::: Extracted material :::

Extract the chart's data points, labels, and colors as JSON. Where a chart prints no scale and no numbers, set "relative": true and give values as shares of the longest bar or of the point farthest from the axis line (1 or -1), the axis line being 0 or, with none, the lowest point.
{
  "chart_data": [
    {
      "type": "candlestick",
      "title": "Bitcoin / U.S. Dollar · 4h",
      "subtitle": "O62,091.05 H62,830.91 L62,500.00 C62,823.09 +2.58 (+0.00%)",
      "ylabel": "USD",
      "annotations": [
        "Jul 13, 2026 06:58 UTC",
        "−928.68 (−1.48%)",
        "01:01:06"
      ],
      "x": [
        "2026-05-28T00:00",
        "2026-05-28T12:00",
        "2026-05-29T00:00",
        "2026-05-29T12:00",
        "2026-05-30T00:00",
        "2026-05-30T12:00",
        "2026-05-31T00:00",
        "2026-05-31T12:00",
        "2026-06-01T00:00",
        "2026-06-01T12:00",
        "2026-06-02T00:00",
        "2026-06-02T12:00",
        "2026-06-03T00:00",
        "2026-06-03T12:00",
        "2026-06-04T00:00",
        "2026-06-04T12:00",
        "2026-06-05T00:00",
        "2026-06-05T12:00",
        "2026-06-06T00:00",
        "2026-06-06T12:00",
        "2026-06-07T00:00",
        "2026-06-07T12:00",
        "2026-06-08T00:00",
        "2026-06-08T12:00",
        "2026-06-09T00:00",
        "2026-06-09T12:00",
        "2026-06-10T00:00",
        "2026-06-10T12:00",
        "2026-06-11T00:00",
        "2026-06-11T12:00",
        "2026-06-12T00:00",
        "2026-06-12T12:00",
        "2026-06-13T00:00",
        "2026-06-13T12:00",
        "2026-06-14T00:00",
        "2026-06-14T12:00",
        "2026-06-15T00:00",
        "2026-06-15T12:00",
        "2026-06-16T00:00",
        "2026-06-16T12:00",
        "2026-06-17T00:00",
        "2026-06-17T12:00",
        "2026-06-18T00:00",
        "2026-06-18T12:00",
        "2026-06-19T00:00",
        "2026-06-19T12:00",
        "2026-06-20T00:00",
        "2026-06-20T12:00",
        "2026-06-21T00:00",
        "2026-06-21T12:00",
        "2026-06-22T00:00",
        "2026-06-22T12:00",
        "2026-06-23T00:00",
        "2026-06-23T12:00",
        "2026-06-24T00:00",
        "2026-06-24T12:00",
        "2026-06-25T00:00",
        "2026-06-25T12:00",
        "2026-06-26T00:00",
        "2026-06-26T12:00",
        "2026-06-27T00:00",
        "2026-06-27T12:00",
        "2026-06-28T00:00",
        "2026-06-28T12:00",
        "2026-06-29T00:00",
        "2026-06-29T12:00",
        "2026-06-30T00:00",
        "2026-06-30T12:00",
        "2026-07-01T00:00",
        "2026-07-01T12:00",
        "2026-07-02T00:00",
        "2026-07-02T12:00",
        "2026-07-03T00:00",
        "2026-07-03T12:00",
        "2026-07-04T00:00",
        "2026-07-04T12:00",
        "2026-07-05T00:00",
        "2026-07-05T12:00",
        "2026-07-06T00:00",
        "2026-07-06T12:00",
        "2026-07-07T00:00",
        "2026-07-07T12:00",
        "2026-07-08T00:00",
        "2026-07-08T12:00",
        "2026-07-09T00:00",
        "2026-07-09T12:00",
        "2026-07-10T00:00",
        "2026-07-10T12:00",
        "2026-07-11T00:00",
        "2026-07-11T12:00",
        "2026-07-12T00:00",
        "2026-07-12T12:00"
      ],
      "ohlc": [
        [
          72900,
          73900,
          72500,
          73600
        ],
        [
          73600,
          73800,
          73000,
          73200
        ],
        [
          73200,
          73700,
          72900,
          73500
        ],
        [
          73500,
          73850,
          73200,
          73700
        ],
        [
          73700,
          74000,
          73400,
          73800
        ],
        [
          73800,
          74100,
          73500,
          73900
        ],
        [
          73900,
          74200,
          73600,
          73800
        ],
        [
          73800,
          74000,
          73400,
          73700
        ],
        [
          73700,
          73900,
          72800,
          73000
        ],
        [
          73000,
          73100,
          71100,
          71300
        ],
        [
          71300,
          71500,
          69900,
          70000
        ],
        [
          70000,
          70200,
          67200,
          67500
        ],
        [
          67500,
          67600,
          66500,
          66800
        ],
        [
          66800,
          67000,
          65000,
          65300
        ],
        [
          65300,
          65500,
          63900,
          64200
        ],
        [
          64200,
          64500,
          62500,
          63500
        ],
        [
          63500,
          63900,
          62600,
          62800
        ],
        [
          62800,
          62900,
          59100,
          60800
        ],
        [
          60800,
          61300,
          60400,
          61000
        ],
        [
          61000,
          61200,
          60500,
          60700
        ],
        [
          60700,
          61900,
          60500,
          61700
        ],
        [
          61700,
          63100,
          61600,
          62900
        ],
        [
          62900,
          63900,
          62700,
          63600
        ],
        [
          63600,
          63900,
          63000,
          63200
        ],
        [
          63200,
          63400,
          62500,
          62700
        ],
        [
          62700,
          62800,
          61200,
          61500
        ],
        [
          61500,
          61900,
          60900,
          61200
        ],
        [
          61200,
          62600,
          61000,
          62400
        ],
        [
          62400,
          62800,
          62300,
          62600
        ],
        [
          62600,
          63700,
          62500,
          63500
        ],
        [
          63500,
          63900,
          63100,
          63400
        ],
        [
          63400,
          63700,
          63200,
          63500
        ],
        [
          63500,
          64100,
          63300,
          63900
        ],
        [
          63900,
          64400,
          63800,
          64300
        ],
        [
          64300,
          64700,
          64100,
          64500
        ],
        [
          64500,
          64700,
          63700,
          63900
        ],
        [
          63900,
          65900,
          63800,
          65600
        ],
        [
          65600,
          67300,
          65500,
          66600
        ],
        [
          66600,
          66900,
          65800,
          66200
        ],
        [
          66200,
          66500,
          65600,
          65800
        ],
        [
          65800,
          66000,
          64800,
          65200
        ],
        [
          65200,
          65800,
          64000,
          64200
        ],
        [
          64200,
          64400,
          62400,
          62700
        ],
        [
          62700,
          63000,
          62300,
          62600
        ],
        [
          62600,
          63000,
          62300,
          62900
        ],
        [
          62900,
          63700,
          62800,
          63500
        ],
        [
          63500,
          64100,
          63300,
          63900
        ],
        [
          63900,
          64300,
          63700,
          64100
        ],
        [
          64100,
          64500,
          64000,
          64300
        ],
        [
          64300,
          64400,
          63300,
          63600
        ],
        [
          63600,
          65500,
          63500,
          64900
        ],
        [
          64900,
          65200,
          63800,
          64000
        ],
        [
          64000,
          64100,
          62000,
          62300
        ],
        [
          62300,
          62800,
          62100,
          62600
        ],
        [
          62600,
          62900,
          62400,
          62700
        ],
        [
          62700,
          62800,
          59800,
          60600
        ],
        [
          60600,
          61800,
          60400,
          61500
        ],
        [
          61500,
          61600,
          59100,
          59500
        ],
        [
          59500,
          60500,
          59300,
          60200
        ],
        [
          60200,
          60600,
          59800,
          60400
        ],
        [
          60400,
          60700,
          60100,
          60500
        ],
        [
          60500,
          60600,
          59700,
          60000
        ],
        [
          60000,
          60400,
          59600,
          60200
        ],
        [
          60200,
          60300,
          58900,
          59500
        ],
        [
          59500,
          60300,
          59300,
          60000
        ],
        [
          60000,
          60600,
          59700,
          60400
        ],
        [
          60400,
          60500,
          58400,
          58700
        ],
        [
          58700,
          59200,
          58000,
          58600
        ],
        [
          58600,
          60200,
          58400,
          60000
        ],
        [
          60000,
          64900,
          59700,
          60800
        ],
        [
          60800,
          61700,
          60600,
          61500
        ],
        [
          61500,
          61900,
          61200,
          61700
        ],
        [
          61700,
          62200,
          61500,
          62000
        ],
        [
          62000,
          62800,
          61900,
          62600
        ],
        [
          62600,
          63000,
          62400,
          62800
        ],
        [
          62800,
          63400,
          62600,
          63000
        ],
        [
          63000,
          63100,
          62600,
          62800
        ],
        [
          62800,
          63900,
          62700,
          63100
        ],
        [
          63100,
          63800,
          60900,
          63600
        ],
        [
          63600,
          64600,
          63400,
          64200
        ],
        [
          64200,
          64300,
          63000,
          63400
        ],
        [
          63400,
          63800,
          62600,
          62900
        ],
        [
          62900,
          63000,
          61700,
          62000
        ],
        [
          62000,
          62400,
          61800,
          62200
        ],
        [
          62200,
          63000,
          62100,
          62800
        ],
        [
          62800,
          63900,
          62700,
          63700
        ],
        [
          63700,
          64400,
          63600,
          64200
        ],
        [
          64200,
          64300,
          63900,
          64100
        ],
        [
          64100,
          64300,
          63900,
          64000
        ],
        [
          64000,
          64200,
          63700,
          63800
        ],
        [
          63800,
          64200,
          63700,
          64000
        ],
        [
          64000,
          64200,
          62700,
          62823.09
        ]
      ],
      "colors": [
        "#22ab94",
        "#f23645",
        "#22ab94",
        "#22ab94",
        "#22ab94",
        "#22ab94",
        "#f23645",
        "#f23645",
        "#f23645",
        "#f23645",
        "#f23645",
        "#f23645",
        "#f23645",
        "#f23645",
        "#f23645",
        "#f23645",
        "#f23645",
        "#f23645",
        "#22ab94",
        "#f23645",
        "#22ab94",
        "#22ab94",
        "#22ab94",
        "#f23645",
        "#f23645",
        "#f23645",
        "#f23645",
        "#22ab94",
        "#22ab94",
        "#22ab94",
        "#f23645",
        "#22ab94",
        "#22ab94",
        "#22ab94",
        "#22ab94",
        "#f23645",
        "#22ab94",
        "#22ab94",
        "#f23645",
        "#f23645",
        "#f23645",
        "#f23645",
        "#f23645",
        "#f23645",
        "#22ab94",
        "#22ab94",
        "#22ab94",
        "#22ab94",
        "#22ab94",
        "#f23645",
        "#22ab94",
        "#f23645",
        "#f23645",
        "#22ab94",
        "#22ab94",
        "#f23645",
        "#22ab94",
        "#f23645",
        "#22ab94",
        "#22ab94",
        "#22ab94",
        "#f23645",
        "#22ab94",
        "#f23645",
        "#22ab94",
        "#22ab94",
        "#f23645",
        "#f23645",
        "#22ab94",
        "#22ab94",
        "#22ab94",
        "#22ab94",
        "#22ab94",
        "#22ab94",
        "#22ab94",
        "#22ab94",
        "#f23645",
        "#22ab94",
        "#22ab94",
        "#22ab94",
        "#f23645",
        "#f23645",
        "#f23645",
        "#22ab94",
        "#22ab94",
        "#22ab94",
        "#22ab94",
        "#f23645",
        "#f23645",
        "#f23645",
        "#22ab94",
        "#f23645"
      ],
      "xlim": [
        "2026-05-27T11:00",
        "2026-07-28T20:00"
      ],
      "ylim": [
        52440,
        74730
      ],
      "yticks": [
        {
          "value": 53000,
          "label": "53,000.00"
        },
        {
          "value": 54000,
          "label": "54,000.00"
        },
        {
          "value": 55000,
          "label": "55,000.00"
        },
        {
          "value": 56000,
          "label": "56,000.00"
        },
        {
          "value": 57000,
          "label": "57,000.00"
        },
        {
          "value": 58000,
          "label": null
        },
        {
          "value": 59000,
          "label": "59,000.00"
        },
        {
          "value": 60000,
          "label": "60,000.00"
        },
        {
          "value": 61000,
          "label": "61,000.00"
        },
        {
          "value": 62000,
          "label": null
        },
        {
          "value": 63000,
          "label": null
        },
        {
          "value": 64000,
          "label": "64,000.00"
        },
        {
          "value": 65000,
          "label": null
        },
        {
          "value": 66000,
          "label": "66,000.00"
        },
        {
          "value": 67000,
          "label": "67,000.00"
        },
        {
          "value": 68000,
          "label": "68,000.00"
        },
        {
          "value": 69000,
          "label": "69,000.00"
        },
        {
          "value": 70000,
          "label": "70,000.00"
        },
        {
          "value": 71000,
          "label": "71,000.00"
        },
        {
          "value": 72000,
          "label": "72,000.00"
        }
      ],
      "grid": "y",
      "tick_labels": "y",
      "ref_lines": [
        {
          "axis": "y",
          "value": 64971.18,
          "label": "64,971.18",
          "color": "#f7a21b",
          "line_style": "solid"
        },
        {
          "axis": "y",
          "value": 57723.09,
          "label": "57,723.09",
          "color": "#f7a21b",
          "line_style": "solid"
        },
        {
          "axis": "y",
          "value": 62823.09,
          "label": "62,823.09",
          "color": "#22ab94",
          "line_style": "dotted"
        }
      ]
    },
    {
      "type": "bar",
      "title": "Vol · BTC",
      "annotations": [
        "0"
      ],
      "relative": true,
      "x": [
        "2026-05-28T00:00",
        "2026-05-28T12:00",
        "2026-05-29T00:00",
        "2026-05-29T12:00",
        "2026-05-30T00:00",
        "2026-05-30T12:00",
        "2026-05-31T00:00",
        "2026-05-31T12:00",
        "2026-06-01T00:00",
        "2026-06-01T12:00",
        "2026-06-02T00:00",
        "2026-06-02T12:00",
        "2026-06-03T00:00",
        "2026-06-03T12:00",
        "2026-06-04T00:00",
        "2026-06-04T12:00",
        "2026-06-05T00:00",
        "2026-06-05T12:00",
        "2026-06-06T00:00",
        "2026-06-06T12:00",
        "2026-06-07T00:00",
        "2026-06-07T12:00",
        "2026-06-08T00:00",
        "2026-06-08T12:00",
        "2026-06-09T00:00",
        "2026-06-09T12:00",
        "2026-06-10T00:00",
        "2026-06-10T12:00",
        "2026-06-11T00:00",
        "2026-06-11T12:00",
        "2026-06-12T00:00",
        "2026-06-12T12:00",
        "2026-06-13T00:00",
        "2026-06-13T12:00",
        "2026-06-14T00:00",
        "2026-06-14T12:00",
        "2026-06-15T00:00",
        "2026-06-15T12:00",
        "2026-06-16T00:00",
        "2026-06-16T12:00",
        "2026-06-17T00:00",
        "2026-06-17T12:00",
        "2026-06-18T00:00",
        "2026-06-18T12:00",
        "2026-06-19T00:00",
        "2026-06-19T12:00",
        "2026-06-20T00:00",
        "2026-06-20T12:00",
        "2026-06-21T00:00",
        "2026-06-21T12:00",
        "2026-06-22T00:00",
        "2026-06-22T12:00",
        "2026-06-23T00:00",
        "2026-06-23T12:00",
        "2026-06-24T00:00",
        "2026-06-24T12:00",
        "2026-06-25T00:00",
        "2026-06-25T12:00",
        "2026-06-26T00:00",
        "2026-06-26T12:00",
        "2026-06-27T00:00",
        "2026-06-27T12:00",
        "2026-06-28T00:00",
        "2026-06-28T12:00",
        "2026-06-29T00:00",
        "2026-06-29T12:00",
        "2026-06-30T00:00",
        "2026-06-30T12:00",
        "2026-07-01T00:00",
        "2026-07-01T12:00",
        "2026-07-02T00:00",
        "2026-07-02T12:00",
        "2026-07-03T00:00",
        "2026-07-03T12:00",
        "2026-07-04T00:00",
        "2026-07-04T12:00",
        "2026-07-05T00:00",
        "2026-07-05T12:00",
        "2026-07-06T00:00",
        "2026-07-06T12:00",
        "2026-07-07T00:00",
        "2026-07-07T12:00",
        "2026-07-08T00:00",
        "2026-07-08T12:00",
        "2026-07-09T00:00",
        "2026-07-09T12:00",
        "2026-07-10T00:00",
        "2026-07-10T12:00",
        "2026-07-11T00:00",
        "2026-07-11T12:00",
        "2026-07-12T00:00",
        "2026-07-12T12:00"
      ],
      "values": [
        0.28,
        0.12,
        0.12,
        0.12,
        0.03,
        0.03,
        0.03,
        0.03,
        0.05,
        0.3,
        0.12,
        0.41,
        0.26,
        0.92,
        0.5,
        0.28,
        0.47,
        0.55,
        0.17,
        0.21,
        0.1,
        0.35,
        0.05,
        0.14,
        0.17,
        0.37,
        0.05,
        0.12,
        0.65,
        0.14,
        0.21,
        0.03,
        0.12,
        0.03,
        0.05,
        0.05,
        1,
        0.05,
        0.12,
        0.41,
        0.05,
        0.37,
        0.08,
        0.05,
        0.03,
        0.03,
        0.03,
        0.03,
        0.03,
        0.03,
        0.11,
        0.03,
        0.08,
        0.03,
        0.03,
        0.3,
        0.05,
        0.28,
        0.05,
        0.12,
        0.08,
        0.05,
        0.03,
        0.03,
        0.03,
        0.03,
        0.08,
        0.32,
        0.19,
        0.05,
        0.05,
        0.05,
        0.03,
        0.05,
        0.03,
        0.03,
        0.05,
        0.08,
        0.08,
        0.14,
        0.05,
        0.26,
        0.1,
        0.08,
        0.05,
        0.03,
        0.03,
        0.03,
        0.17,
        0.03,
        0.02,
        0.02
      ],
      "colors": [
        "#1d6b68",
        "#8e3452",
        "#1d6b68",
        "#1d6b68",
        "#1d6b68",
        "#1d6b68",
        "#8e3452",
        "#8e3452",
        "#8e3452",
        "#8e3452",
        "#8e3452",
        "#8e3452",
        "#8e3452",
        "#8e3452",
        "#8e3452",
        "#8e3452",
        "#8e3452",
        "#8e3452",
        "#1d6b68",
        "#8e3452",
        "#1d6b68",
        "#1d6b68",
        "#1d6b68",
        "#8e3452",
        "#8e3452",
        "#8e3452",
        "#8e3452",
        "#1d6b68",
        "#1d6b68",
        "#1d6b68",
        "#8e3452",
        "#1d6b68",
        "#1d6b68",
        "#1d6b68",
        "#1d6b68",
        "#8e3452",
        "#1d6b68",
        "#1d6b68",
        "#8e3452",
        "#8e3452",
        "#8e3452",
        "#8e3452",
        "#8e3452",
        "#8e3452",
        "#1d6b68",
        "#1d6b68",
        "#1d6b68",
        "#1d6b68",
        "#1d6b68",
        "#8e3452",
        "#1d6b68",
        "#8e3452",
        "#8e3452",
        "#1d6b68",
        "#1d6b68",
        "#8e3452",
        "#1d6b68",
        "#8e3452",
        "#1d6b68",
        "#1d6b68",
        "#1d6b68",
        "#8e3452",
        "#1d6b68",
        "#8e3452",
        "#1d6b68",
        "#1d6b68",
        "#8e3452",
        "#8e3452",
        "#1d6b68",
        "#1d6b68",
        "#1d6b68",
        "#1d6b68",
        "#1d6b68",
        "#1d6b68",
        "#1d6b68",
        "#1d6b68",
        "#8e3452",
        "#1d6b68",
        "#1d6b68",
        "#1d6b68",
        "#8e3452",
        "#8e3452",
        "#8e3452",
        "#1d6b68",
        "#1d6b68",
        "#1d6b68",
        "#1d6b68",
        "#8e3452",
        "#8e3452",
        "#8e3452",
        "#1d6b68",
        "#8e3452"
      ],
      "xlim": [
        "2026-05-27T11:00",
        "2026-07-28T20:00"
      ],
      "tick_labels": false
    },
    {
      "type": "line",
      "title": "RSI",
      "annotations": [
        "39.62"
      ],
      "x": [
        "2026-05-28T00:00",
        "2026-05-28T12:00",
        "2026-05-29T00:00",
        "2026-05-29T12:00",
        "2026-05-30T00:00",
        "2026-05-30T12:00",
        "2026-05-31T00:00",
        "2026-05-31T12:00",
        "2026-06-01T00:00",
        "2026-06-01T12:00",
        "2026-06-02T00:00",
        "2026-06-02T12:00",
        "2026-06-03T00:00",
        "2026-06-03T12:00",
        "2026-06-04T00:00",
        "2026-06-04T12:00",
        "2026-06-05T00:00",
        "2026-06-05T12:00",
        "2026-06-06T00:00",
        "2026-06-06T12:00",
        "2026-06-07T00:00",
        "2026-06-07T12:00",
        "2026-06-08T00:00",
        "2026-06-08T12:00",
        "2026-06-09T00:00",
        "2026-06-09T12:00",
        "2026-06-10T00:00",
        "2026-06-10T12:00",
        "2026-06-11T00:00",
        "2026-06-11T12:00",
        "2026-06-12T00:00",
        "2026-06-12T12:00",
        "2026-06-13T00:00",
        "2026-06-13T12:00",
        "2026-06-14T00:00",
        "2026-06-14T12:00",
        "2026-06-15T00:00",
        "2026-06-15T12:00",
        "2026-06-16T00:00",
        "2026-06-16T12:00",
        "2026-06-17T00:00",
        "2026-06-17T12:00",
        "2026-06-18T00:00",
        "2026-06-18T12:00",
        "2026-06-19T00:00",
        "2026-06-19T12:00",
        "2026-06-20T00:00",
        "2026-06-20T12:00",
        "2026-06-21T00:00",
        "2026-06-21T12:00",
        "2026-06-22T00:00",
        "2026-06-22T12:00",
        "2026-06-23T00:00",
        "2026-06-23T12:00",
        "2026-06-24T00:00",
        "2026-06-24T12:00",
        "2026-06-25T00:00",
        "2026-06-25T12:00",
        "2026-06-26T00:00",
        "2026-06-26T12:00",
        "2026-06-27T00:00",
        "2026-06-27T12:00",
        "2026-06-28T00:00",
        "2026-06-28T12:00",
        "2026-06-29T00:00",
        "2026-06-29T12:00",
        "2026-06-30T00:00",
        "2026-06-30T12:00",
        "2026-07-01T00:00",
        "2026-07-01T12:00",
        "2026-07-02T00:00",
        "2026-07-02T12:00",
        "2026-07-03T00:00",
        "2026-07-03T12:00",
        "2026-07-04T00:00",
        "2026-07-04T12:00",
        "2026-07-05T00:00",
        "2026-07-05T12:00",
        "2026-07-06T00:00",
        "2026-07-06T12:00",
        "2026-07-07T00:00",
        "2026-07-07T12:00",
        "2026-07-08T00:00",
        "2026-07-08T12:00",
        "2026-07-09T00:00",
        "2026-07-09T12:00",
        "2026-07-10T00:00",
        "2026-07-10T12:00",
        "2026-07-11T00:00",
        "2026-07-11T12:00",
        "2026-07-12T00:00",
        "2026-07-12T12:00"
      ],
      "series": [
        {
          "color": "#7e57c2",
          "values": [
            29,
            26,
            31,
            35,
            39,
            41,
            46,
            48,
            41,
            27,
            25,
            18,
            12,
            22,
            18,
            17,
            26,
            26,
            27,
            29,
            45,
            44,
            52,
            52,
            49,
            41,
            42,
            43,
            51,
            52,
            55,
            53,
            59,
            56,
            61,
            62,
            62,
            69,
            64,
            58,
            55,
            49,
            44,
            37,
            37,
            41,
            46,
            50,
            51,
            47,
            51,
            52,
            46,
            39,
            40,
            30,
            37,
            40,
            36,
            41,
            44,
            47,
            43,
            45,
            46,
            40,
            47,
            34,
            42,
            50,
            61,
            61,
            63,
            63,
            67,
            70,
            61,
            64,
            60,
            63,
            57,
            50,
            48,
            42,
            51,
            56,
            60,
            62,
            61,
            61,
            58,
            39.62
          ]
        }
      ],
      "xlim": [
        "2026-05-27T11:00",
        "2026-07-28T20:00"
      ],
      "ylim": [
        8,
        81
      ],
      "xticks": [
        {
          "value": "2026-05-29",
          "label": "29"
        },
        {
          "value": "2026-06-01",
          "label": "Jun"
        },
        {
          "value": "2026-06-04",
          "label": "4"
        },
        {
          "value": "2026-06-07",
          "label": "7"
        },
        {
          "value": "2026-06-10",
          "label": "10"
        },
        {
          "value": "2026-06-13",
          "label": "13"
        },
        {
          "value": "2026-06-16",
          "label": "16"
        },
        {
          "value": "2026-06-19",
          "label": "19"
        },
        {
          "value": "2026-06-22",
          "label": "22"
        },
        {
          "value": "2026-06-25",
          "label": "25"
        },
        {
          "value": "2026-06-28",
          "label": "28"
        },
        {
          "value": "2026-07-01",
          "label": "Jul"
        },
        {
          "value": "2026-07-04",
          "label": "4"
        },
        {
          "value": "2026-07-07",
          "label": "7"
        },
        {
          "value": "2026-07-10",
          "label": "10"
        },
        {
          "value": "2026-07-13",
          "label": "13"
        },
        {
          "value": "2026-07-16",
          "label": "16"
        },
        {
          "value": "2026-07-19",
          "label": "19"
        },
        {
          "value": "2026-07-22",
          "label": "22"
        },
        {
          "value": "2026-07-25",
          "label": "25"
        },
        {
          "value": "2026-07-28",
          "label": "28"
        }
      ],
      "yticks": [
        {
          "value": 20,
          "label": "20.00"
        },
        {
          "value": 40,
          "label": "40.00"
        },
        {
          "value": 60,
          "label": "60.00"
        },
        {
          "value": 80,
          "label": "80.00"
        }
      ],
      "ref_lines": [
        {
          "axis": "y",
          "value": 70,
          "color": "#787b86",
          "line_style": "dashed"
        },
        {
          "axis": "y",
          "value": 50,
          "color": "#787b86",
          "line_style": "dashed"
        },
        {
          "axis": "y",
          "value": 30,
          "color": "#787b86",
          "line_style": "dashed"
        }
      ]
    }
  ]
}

:::

> _What is required_: Return each line that includes "true".

> _Solution below_:
Extract the chart's data points, labels, and colors as JSON. Where a chart prints no scale and no numbers, set "relative": true and give values as shares of the longest bar or of the point farthest from the axis line (1 or -1), the axis line being 0 or, with none, the lowest point.
      "relative": true,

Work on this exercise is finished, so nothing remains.